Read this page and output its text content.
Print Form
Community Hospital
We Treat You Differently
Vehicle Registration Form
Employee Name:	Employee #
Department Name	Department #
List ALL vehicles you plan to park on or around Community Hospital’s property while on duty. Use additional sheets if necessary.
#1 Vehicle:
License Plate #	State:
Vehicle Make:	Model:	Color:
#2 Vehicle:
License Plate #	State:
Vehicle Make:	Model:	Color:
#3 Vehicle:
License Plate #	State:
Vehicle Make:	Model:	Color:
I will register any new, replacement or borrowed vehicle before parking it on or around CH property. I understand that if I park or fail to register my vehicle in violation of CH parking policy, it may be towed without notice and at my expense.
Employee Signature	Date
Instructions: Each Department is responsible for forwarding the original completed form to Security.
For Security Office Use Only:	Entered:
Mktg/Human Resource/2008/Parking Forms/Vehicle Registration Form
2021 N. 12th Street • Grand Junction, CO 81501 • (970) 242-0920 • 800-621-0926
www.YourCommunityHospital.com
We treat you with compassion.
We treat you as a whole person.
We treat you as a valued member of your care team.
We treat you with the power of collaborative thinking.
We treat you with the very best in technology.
* * *
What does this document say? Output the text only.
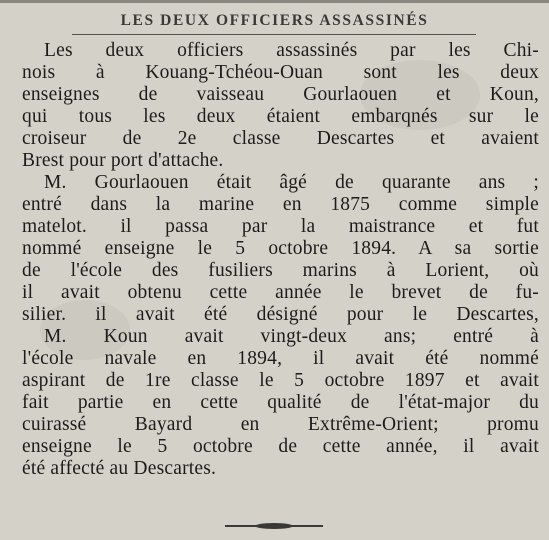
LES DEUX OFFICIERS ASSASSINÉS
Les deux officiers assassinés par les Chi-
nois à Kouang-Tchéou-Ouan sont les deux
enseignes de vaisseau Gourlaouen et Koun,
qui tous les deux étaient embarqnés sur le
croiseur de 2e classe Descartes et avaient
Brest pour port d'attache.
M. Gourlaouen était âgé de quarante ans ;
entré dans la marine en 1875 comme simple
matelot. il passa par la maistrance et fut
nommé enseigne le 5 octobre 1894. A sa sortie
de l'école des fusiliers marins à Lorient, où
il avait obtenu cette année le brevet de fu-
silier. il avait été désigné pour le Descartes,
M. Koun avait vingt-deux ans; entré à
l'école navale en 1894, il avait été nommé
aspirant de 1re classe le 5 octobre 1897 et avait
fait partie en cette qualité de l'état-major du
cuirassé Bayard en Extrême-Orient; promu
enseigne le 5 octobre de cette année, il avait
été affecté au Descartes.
--
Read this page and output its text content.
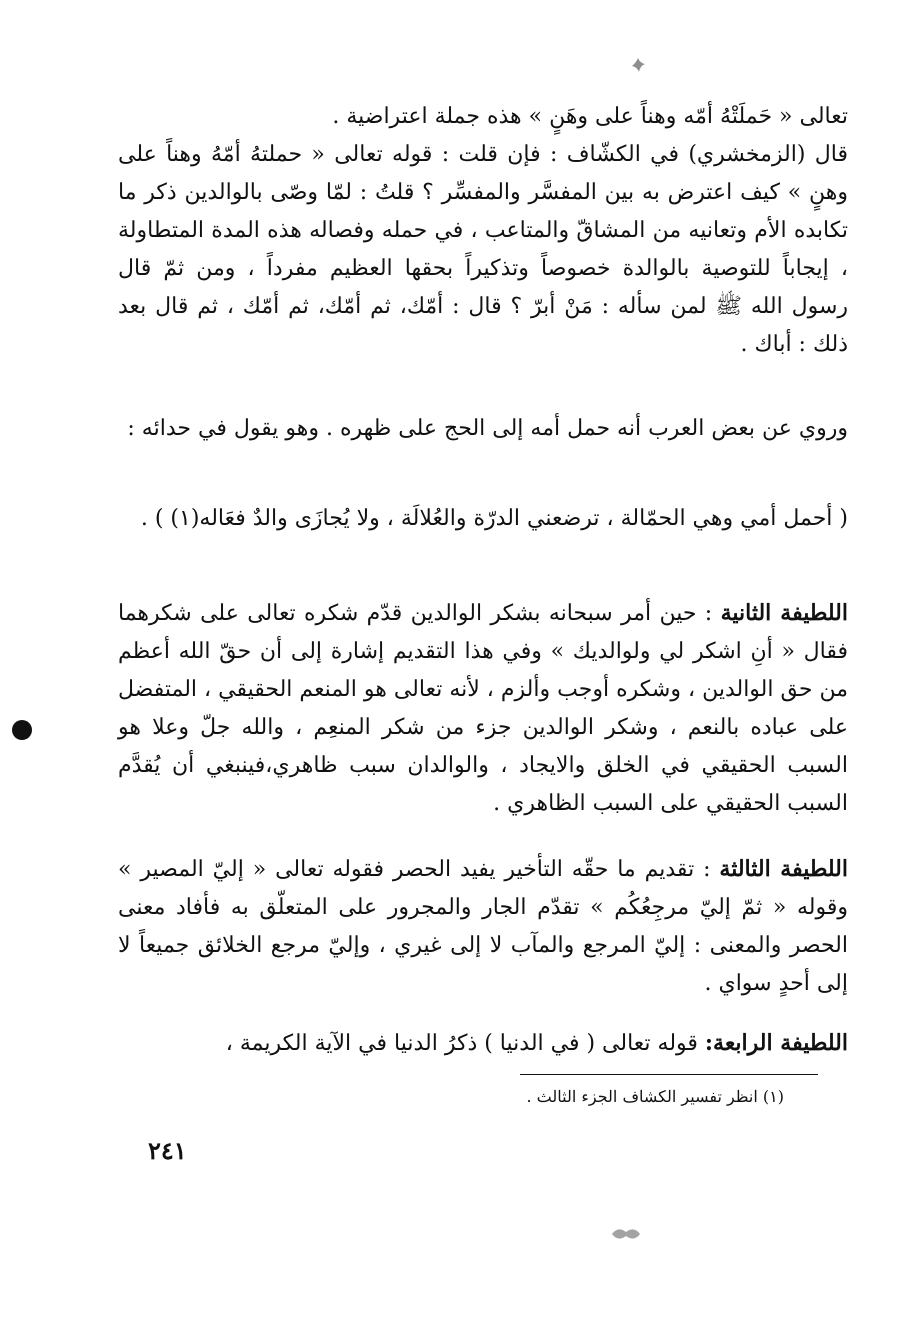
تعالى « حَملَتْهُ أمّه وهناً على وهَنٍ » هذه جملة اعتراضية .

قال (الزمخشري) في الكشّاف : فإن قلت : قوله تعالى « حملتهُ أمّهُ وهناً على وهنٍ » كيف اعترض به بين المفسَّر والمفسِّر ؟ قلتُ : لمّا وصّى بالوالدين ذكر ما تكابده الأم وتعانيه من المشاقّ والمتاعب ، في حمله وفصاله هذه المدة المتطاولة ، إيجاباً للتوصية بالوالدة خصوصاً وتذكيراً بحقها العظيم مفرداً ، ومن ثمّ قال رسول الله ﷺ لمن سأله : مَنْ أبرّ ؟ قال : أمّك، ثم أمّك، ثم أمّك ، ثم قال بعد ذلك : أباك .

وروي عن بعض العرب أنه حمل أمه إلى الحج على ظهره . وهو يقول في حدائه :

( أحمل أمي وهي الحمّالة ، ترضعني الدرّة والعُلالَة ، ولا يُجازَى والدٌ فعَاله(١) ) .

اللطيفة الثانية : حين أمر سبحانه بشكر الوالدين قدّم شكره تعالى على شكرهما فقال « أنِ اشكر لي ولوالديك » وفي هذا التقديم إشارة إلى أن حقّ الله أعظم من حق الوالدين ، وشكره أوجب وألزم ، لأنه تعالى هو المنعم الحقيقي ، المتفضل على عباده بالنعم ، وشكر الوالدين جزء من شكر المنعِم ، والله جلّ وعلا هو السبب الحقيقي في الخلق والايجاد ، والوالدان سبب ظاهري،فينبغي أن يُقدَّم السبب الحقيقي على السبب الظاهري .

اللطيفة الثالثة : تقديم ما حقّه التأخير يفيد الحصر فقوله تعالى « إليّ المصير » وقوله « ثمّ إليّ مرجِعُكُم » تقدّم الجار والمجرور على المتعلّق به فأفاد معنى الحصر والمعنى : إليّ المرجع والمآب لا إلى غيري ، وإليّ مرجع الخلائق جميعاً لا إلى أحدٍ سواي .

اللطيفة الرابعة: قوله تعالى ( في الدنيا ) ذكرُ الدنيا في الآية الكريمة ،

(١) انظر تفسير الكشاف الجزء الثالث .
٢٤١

GOAL:
Collect each line containing the string "Name".

FINISHED ANSWER:
Employee Name:	Employee #
Department Name	Department #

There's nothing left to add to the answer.